### What to produce
Please report every line from the material that contains the word "when".

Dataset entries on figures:
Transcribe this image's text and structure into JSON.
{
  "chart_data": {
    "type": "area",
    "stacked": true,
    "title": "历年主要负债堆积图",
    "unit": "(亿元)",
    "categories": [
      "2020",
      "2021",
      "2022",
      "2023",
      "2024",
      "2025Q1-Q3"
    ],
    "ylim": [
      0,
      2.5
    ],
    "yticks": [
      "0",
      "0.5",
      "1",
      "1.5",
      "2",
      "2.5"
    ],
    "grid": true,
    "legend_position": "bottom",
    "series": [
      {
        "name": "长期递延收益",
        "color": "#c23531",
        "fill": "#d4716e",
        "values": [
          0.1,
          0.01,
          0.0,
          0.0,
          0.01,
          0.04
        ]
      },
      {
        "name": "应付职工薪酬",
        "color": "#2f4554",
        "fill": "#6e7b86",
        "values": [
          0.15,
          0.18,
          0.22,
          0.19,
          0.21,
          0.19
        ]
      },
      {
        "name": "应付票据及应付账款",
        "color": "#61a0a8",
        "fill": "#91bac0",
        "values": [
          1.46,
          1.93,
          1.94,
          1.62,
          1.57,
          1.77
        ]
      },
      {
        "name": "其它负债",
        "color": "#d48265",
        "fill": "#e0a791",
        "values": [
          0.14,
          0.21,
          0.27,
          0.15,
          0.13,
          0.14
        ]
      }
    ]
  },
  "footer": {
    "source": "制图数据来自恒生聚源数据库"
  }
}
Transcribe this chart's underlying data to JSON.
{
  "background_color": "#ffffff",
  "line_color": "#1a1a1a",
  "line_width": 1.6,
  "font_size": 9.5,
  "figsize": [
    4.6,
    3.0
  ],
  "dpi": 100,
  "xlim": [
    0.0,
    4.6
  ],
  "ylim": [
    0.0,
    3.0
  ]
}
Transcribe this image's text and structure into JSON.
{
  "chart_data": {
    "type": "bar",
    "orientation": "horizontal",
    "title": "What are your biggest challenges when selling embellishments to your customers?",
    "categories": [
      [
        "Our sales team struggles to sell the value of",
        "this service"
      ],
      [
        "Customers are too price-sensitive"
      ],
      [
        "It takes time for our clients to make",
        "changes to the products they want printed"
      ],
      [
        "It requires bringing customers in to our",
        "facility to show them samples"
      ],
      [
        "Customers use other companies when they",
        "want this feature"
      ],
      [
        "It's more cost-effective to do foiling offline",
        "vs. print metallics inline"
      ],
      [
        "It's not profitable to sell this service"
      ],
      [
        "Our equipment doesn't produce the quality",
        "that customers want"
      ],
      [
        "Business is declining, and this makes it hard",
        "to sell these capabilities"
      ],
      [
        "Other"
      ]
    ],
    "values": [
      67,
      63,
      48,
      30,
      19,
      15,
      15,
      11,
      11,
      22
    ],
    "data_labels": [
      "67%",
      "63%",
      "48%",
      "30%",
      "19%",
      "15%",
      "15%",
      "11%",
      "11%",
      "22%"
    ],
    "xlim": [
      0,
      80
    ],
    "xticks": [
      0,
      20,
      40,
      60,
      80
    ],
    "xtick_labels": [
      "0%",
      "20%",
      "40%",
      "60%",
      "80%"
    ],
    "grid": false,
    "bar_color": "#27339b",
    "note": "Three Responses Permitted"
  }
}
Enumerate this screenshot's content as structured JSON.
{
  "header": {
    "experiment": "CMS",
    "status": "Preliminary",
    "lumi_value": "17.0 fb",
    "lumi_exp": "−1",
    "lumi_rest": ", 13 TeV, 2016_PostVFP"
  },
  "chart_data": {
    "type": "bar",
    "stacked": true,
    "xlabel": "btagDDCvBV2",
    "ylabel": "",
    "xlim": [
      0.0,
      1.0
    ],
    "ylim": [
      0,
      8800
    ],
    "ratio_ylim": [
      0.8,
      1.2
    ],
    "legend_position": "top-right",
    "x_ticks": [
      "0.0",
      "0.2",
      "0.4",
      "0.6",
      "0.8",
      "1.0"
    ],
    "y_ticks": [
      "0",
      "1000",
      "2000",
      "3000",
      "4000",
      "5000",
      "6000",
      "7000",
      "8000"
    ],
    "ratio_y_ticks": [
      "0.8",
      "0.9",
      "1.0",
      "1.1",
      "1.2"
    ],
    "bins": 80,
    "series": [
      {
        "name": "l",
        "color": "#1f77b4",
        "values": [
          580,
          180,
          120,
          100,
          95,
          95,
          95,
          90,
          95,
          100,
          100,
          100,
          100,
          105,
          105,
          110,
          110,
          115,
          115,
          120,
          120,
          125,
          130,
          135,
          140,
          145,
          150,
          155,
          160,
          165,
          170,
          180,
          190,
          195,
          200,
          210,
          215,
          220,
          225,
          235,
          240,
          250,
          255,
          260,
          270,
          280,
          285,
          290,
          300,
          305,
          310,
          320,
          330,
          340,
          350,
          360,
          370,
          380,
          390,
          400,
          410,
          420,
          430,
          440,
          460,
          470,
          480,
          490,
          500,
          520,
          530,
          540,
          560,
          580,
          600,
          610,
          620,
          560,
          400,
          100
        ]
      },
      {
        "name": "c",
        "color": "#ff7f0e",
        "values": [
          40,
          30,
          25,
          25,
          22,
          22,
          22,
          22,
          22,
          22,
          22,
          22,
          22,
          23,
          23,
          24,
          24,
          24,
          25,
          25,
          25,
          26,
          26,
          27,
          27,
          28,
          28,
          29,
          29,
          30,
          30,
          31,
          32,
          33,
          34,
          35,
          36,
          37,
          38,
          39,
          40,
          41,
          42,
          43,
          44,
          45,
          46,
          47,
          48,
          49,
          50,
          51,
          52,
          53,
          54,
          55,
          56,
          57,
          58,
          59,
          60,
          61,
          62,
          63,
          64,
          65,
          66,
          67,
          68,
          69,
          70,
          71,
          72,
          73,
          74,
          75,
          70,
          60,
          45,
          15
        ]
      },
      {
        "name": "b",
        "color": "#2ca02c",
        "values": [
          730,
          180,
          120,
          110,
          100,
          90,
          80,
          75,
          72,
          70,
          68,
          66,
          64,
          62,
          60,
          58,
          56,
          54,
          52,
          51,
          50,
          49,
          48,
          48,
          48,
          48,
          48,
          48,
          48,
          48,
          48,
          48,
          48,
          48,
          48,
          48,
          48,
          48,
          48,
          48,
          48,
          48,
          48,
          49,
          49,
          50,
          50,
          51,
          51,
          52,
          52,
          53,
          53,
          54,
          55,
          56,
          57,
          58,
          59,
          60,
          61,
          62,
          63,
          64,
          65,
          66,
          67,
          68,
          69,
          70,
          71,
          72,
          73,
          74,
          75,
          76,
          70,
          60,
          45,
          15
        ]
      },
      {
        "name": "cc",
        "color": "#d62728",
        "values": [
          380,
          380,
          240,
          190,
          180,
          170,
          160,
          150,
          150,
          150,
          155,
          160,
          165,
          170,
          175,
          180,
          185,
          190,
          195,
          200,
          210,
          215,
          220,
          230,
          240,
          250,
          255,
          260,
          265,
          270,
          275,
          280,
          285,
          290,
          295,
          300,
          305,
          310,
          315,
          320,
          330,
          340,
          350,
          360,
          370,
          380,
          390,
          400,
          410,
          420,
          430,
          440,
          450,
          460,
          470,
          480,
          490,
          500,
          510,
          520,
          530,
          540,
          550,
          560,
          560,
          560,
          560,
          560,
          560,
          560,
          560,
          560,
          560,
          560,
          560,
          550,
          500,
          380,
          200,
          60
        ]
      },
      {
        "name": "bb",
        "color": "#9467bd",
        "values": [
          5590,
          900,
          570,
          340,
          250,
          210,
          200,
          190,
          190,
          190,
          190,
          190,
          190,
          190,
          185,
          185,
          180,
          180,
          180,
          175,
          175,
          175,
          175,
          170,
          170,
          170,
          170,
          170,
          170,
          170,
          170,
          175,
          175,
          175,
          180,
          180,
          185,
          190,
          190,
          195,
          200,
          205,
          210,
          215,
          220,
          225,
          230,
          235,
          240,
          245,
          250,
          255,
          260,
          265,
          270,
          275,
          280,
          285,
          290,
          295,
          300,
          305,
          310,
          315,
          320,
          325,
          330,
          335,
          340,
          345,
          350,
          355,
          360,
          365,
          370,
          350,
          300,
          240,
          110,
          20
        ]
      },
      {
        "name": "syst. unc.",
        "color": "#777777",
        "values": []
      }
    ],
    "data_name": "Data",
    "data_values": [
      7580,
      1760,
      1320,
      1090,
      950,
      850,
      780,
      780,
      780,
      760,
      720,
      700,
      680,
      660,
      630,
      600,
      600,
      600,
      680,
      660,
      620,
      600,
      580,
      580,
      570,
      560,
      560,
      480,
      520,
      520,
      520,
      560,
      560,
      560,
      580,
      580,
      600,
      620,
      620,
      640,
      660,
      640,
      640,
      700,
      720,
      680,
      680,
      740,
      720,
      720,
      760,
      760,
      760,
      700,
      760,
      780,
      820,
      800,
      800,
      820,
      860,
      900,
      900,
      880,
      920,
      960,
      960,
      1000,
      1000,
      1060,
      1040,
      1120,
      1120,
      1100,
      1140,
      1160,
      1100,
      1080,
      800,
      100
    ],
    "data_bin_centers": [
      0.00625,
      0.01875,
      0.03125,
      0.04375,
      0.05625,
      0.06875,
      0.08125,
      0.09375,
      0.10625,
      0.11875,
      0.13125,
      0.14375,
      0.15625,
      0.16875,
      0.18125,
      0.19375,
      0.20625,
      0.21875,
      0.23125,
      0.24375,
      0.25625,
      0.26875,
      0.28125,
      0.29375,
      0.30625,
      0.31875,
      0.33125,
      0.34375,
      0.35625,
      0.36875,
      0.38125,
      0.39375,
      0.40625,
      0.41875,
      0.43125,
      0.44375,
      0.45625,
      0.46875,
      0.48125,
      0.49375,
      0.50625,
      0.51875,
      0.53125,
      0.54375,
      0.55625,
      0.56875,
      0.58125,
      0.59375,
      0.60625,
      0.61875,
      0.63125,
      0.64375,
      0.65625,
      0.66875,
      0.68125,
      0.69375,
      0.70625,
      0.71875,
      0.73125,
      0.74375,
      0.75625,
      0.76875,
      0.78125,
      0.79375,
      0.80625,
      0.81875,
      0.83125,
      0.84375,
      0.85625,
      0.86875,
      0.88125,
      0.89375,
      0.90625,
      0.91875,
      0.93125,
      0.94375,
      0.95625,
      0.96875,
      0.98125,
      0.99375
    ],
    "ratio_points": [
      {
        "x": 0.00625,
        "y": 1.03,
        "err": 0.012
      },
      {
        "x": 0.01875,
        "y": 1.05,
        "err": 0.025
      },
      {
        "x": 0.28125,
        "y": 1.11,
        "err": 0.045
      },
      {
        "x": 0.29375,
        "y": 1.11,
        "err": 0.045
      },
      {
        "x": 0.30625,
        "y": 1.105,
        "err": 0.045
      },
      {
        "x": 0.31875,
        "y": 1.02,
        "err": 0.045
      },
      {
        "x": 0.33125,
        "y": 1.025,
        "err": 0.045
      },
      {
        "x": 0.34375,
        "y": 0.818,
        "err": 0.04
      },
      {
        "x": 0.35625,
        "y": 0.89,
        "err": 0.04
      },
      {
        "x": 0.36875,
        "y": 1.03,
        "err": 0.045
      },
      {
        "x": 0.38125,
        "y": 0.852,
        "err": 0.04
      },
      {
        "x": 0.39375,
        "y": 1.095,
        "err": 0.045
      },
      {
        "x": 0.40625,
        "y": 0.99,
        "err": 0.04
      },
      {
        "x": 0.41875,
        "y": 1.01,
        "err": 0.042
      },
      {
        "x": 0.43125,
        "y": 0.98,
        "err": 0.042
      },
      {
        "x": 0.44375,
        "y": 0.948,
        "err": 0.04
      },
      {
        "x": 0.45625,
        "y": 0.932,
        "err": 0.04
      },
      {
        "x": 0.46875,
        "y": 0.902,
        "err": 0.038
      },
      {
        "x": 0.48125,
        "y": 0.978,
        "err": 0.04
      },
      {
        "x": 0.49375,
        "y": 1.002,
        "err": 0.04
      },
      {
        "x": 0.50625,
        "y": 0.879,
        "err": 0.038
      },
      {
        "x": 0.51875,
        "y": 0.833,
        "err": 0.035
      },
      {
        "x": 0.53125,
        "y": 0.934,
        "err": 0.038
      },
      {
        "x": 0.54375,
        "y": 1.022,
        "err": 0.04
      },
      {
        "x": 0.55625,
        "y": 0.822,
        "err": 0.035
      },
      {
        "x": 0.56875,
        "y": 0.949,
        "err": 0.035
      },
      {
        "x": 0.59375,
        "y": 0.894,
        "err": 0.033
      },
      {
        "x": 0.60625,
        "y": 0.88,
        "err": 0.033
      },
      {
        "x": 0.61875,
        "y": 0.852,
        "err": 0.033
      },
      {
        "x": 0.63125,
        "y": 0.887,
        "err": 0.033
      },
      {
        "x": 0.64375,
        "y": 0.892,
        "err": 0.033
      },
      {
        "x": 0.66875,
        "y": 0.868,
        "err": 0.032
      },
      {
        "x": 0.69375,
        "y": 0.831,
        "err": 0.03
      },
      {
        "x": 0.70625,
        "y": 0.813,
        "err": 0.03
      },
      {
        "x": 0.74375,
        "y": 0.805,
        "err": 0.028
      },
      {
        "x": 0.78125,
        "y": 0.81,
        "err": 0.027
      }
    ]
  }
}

### Answer to the exercise
    "title": "What are your biggest challenges when selling embellishments to your customers?",
        "Customers use other companies when they",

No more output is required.